EXERCISES:
A. Answer these questions using the profile of Maureen Jangulo Dlamini. Put each answer on its own line.
(i) What position did Dlamini hold at the Johannesburg Stock Exchange?
(ii) According to her interview answer, how did she come to be offered the job at the Chamber?
(iii) In what year was the Chamber of Mines of Zambia re-established?
B. Carry on the profile of Maureen Jangulo Dlamini from the point where it stops.

[BEGIN SOURCE]

Why are Zambia’s mining achievements greeted with silence?

Maureen Jangulo Dlamini

Can Dlamini, Chamber of Mines – CEO, change public perception of the mining sector?

Maureen Jangulo Dlamini is the dynamic new CEO of the Chamber of Mines of Zambia. She is the first woman to lead the Chamber since it was established in 1942 to 1965, and again re-established in 2000 following the privatization of the mines.

Dlamini is an educator by profession, a graduate of the University of Zambia has a deep passion for teaching, empowering and nurturing people. She believes that education has to be at the centre of Africa’s development drive, if the continent is to fulfill it’s economic potential.

An administrator with more than 20 years of experience dealing with all levels of management leading corporate officers of global companies. She has worked in different fields successfully providing strategy and business development expertise. She gained valuable technical and practical skills working in the insurance and banking sectors before joining the Johannesburg Stock Exchange as executive head of Corporate Affairs.

Her appointment as chief executive of the Chamber should bring renewed vigour in the staid, male world of mining. She is now offering a gutsy unified voice for the Zambian mining industry giving the mines the opportunity to dialogue and clarify their next steps. As CEO of the Chamber, Dlaminin will lead the policy and lobbying activities of the mines, coordinating the missions of its working groups, and ensuring progress in raising awareness of the sector and its benefits to the Zambian people and economy.

Q&A with Maureen Jangulo Dlamini

In the following interview Dlamini explains the Chamber’s role in mining and answers questions on the sector’s operations.

Commerce Gazette: Do you have any prior experience working in the mining sector? What motivated you to seek this appointment?
Dlamini:  No. No experience what so ever. I was head hunted. Thought it would be great to try something really different and so far I am glad I was given the opportunity.

Commerce Gazette: As the first woman to head the Chamber of Mines what do you hope to do differently from previous CEOs?
Dlamini:    I believe my predecessor did an excellent job in running the Chamber. I can only build on the foundation he left. The mining sector is dynamic (so I have discovered). To be an effective Chamber you have to be in tune with what’s happening, socially, economically, politically, technologically etc. So whether you like it or not you will be forced to do things differently because of the ever changing circumstances you find yourself in.

[END SOURCE]
[BEGIN GIVEN DATA]

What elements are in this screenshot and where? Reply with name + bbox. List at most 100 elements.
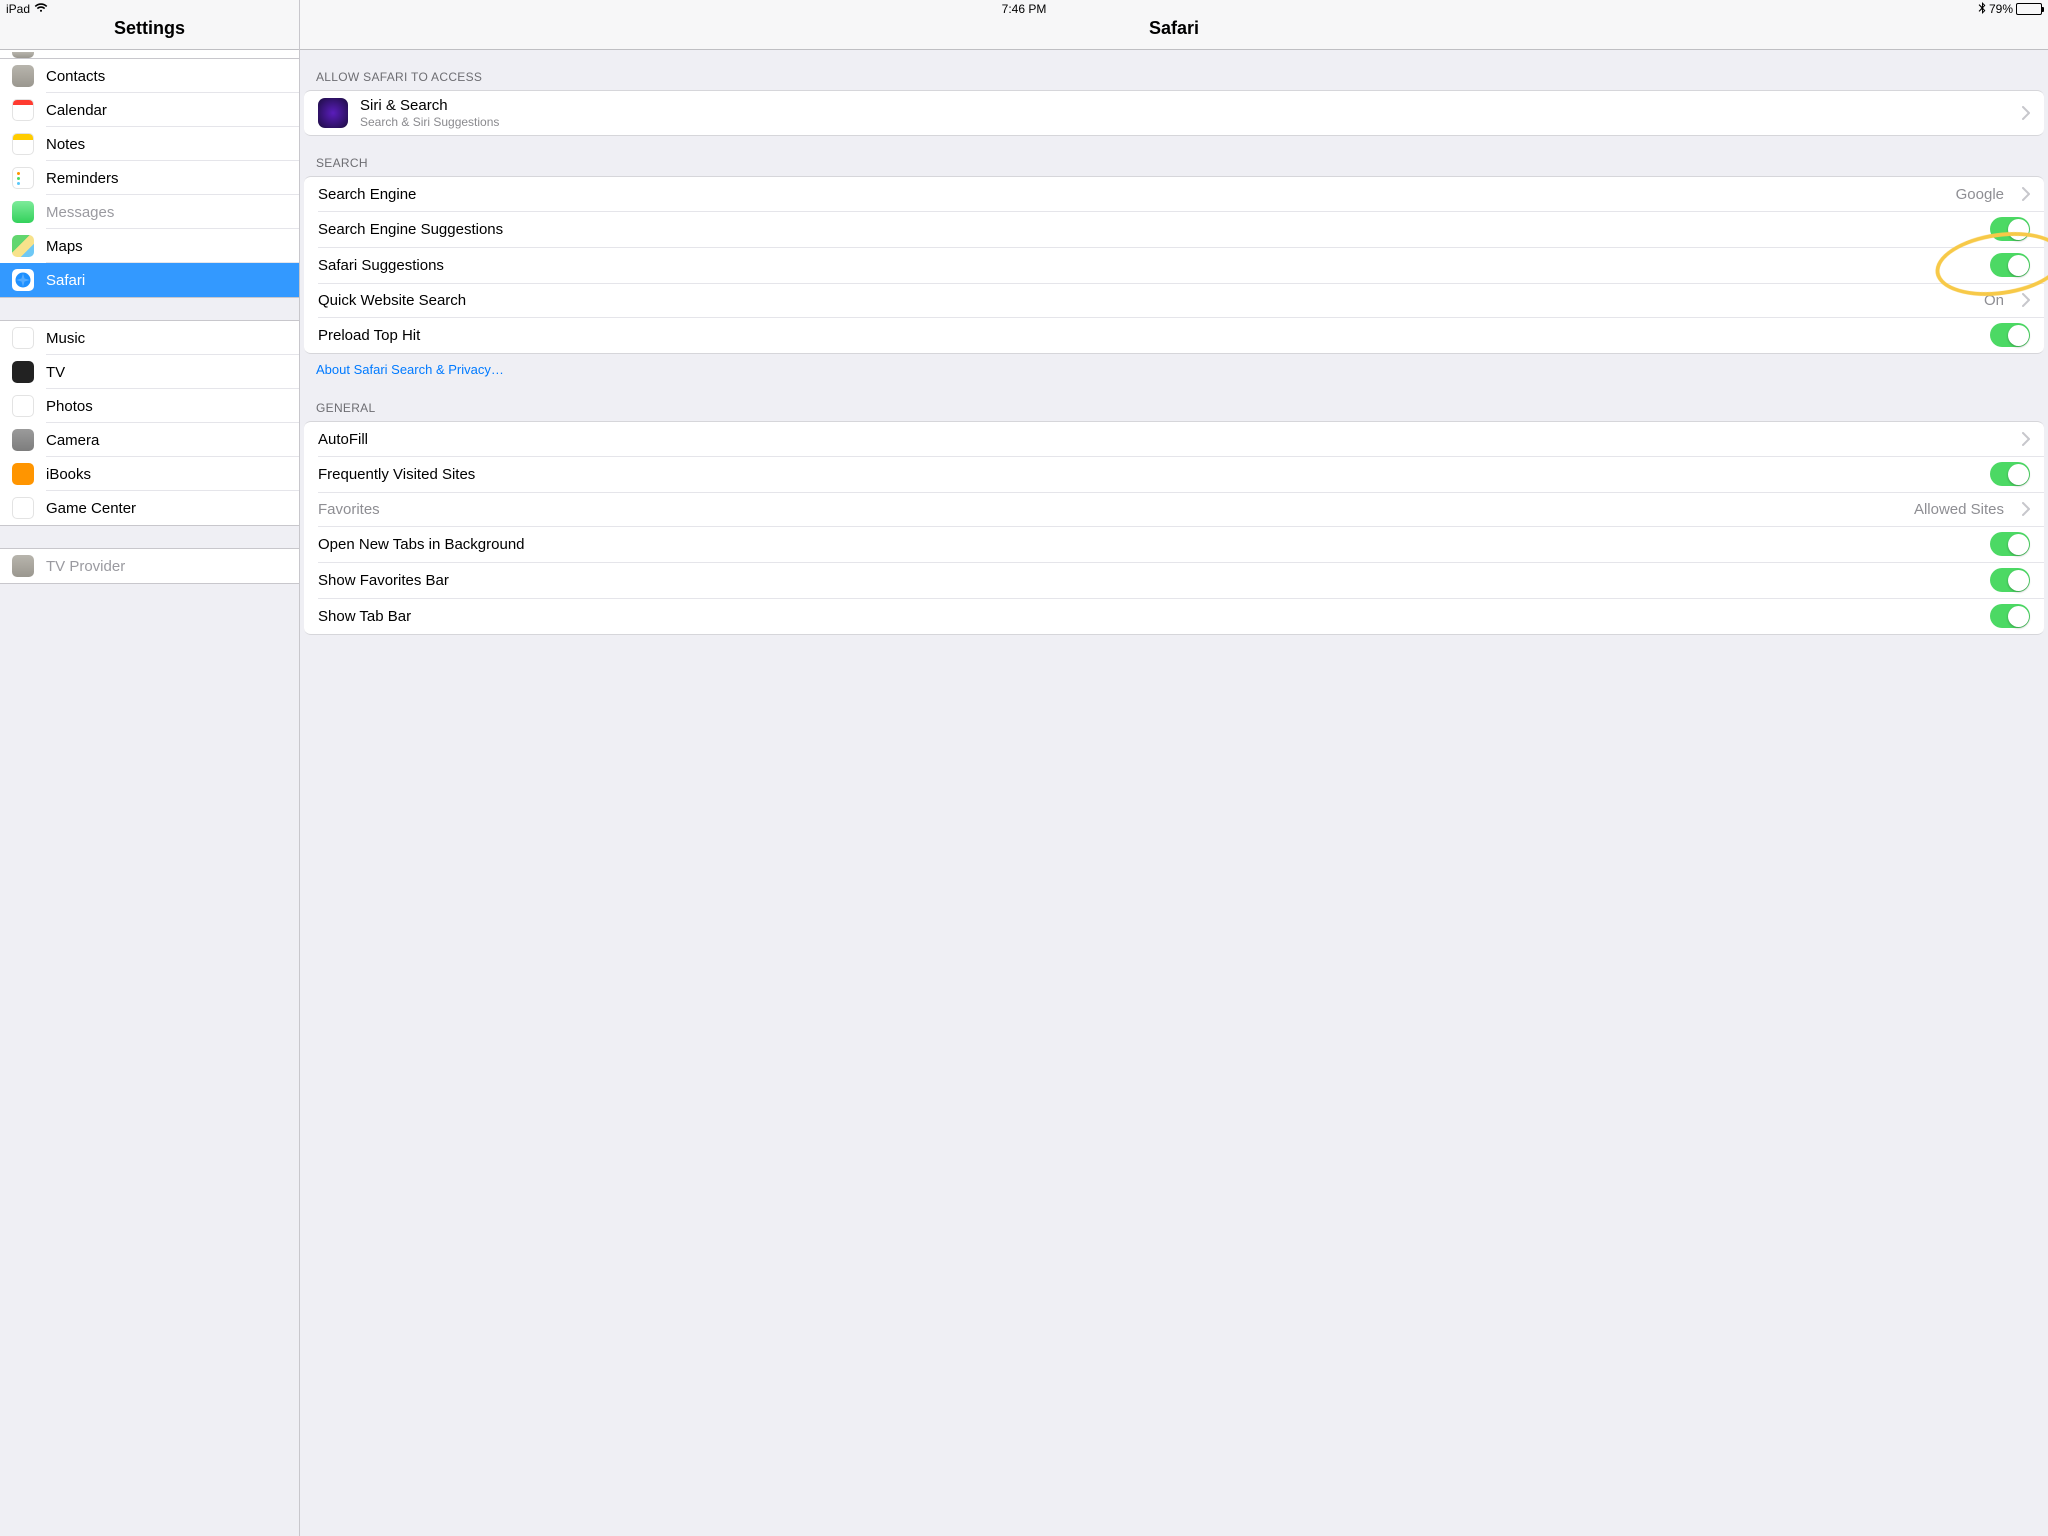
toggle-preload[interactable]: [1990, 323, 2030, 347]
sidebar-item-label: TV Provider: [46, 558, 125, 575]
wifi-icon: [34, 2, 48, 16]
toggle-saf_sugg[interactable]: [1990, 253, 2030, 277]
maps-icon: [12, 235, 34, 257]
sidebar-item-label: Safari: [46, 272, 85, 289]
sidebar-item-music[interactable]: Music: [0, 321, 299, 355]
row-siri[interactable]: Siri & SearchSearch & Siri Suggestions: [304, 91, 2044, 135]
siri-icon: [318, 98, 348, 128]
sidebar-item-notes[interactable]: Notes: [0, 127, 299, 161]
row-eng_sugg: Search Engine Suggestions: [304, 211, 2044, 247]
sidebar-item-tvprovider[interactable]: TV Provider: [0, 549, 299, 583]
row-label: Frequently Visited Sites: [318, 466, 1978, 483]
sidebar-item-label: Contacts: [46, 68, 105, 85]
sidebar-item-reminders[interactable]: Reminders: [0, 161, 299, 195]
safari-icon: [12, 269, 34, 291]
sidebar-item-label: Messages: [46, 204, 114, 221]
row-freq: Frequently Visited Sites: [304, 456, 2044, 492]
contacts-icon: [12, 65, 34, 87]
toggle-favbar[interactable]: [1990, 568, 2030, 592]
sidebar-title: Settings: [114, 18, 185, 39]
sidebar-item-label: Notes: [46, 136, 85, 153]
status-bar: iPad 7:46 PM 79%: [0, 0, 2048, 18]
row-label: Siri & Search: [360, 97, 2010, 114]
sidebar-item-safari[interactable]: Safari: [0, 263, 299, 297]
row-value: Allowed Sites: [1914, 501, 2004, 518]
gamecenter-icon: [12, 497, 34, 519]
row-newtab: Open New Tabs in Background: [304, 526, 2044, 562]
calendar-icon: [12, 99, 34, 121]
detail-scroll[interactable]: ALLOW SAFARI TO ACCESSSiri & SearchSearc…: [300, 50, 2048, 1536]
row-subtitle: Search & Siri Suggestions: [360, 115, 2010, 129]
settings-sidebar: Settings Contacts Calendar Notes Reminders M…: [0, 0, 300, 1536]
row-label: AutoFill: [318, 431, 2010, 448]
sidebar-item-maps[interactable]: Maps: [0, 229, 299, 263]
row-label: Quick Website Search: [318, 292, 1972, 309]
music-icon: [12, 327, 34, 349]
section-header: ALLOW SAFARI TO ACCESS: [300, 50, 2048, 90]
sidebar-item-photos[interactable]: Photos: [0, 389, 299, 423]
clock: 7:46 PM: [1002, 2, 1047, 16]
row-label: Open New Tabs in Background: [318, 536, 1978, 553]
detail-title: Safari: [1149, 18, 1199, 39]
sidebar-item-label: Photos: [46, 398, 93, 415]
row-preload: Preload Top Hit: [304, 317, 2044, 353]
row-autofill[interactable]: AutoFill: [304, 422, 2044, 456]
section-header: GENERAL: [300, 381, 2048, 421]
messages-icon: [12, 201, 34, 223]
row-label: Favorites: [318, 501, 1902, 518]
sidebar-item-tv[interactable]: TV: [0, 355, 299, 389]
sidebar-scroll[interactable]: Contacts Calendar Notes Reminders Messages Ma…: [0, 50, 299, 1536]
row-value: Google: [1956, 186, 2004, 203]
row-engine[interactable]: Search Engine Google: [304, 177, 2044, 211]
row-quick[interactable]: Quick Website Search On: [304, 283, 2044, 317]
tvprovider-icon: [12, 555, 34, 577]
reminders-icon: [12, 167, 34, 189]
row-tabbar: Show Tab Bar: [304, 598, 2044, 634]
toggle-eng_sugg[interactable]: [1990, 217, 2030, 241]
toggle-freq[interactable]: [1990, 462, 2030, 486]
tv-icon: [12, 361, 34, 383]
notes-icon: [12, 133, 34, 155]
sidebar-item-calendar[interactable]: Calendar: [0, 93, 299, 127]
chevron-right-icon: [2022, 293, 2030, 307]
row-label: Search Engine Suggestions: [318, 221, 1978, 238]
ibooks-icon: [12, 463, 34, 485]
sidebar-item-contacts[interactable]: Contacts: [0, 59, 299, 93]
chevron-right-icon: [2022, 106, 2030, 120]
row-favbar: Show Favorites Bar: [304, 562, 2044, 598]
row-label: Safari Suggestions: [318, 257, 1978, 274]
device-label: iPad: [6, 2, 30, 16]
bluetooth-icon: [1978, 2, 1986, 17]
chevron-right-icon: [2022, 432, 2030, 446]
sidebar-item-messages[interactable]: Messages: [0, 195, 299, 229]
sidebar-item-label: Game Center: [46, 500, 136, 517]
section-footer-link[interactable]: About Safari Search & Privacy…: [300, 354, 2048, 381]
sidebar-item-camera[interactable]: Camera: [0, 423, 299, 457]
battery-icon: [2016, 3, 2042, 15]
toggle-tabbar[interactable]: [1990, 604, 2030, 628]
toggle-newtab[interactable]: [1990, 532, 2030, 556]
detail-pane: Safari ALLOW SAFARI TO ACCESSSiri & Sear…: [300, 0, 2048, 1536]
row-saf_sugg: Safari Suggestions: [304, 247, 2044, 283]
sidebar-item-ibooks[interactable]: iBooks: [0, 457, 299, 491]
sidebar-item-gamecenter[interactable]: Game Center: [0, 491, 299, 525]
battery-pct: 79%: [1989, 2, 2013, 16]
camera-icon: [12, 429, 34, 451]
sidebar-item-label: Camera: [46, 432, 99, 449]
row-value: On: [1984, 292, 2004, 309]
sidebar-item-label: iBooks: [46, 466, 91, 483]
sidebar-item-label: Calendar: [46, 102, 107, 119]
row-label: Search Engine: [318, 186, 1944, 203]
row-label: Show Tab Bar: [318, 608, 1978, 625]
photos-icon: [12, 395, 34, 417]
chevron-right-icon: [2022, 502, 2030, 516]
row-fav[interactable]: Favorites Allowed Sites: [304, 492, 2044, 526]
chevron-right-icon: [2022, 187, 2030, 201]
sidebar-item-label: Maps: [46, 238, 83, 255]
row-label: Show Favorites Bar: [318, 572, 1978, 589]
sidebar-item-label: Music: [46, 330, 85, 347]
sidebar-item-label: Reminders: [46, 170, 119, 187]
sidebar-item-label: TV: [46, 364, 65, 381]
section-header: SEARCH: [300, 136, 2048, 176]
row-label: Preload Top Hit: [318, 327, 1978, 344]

[END GIVEN DATA]
[BEGIN GIVEN DATA]

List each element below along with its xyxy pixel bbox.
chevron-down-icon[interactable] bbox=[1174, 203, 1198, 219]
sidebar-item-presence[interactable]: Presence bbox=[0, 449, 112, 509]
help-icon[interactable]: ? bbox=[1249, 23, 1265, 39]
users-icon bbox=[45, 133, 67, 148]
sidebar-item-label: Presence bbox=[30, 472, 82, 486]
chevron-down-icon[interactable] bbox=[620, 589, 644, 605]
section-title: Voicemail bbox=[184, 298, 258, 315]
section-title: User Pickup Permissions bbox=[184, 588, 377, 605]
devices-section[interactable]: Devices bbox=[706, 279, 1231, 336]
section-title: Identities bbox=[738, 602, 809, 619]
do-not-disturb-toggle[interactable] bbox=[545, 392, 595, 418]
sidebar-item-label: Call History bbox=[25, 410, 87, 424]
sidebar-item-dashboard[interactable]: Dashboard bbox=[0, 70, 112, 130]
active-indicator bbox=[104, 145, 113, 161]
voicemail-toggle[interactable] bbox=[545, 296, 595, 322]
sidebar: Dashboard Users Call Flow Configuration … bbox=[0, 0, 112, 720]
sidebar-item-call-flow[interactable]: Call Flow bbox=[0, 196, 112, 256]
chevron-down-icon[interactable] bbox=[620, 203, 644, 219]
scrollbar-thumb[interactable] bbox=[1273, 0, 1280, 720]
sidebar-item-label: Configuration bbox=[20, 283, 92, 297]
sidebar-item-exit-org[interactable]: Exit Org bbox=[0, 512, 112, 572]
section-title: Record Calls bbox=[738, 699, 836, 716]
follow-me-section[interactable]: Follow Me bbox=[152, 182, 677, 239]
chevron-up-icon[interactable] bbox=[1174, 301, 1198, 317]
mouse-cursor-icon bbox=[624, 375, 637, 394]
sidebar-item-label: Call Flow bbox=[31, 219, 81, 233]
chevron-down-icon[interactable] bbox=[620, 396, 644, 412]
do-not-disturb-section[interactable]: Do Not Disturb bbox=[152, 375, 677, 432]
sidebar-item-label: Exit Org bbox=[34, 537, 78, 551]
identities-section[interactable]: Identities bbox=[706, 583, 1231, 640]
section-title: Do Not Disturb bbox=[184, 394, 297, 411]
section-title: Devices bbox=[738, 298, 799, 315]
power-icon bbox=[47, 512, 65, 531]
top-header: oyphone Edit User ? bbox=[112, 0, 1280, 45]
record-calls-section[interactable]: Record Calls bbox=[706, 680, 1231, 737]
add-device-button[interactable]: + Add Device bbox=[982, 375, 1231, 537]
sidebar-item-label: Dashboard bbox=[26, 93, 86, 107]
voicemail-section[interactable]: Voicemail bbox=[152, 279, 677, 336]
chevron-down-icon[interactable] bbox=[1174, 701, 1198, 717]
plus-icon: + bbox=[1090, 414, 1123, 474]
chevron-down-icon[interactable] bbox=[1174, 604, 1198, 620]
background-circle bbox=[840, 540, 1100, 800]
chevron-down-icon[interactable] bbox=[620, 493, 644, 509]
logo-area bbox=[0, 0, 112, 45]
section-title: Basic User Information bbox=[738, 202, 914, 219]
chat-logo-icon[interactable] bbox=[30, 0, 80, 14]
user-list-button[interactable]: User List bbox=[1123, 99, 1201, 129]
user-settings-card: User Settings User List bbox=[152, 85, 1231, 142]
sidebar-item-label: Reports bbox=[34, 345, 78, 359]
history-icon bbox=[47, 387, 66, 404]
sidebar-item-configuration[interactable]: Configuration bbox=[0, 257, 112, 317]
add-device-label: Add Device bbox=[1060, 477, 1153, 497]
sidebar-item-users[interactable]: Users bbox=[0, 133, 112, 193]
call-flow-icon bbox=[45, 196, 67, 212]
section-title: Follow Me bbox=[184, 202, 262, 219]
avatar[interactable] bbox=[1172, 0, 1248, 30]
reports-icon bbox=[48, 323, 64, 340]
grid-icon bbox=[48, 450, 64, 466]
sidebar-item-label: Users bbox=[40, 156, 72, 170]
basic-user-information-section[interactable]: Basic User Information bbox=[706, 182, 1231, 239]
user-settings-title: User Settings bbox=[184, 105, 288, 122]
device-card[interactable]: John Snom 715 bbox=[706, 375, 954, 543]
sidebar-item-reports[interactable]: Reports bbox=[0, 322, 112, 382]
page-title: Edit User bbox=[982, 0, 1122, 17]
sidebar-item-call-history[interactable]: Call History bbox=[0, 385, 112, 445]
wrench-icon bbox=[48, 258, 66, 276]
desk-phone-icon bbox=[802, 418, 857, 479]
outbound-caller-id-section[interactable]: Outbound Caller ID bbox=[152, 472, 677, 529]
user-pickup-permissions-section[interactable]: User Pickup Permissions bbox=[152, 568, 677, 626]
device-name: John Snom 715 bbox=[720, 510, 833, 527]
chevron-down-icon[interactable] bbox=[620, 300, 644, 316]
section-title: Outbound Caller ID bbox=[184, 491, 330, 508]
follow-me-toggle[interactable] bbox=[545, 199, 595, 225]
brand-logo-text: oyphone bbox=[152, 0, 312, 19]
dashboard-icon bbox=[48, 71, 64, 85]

[END GIVEN DATA]
[BEGIN GIVEN DATA]

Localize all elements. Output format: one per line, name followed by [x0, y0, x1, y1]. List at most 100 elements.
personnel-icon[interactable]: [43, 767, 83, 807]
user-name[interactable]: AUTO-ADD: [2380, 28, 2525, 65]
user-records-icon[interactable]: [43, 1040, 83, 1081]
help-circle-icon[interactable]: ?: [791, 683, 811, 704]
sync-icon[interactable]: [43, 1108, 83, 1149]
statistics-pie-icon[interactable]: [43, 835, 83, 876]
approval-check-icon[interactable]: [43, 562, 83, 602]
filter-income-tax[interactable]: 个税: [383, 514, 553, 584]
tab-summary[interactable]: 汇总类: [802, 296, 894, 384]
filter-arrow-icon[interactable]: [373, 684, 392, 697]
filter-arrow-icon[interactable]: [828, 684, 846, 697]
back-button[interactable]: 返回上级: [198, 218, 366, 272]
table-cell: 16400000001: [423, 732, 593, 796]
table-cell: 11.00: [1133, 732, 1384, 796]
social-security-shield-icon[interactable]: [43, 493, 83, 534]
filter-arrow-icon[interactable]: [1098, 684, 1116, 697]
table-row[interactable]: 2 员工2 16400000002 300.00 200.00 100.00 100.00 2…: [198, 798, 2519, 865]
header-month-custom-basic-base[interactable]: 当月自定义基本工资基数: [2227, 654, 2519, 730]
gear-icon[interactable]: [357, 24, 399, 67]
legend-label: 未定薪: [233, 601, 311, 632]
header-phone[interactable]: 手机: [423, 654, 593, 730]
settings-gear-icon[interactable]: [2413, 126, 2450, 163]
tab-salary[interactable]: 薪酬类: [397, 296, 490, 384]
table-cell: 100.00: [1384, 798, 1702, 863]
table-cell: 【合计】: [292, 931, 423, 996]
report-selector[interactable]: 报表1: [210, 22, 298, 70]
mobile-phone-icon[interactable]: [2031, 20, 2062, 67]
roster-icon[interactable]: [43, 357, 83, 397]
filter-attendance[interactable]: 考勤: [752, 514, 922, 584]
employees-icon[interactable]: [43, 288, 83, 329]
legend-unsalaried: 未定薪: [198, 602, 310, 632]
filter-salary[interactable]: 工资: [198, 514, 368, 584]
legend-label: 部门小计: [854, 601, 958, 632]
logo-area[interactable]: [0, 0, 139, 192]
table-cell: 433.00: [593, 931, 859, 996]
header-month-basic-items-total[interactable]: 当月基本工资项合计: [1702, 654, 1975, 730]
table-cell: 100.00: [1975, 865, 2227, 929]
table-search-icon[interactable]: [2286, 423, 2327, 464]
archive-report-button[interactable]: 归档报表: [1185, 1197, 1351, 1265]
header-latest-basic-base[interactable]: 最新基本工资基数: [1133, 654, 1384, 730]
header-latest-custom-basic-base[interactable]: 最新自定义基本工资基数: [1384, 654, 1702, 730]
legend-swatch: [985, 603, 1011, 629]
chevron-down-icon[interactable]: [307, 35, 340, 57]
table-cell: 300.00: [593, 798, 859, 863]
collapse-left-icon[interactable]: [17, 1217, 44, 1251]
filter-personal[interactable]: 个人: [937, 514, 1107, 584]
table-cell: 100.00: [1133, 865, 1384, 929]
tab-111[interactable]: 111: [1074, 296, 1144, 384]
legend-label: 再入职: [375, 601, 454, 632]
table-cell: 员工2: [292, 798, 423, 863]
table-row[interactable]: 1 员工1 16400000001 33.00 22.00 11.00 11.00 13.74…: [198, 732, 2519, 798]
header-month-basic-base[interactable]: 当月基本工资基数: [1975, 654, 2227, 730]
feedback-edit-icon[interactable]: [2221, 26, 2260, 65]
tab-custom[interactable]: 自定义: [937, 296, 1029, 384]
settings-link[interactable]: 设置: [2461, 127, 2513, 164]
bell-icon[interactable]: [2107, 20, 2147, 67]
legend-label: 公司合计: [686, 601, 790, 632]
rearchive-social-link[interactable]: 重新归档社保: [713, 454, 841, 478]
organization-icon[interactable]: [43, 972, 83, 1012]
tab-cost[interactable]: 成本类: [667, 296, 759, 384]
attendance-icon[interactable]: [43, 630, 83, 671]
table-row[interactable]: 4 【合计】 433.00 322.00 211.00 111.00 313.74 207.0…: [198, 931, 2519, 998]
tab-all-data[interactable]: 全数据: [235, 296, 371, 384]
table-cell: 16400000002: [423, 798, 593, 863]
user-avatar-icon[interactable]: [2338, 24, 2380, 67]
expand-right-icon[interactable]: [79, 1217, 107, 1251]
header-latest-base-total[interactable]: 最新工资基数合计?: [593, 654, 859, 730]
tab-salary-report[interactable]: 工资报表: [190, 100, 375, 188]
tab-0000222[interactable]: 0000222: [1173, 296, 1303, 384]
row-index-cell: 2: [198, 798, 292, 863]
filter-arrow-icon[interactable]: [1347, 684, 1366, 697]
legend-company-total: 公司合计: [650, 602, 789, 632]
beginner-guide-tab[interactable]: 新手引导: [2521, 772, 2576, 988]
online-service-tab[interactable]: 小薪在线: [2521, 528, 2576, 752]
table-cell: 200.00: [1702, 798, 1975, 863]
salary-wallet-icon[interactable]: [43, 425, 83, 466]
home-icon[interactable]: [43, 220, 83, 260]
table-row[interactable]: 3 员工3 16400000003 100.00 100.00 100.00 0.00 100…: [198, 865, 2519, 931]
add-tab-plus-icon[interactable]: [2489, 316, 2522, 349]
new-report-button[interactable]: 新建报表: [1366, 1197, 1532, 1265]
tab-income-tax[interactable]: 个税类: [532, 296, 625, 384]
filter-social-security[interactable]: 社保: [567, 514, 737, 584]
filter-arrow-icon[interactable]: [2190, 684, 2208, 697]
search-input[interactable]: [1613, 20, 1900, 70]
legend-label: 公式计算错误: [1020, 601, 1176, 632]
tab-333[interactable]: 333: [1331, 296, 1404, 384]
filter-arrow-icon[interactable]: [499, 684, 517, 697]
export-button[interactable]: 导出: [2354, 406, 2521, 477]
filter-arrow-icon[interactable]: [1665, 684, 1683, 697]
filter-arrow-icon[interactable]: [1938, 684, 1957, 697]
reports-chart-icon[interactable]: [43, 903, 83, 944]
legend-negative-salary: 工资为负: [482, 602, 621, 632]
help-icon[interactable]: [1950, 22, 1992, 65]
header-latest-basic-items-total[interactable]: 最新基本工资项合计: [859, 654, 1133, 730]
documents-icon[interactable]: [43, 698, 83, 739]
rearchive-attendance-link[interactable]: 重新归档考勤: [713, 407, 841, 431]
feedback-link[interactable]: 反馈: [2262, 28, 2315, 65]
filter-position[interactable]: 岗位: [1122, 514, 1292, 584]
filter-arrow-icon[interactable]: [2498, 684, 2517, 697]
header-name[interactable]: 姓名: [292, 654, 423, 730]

[END GIVEN DATA]

ANSWER LIST:
A.
(i) Executive head of Corporate Affairs.
(ii) She was head hunted.
(iii) 2000.

B.
One way of achieving this is increasing our interaction with various stakeholders, i.e. government, media, civil society, academia etc. so that we are in tune with what is happening around us. But most importantly we would like to be recognized as the ‘voice’ of the industry.

Commerce Gazette:  The role of the Chambers of Mines is to promote the interest of its membership how successful has it been in this regard and which areas would you want to improve on?
Dlamini:    Firstly I believe we need to improve our communication with our various stakeholders. We have developed a communications strategy that will see us holding seminars, workshops, meetings etc. throughout the year to ensure that we are in touch with our various constituents.

The Chamber is now taking the lead in policy discussions that affect the industry as a whole. Where necessary we are facilitating meetings between our members and government. We are glad to note that we are communicating more with the government and we are looking to further improving on this.

Secondly we would like to see more companies in the sector join the Chamber. Not only mining companies but other companies such as suppliers of mining equipment. The more companies we have in the Chamber the better the industry will be represented.

Commerce Gazette: Given the success of the mining sector since privatization in increasing copper production and its huge reinvesting in operations; why is the general perception of the mines negative? Complaints against the mines have included;
a.   Pollution of the environment in the communities they operate in.
b.   Lack of synergies within the communities they operate in despite claims by the mines of huge investment in CSR projects.
c.    Poor worker relationships and conditions of service.
d.   Lack of real wealth creation opportunities between small and medium entrepreneurs.
Dlamini:   The mining industry has been the main stay of the Zambian economy for many years. To date, the industry has continued to play this pivotal role and contributes over 75% to the country’s export earnings. The direct contribution includes employment creation, tax contributions to central government and local authorities, and corporate social investment.

Most mining companies work closely with local communities through relevant authorities to identify community projects to ensure that these interventions are addressing issues that the communities themselves consider to be important, and not imposed.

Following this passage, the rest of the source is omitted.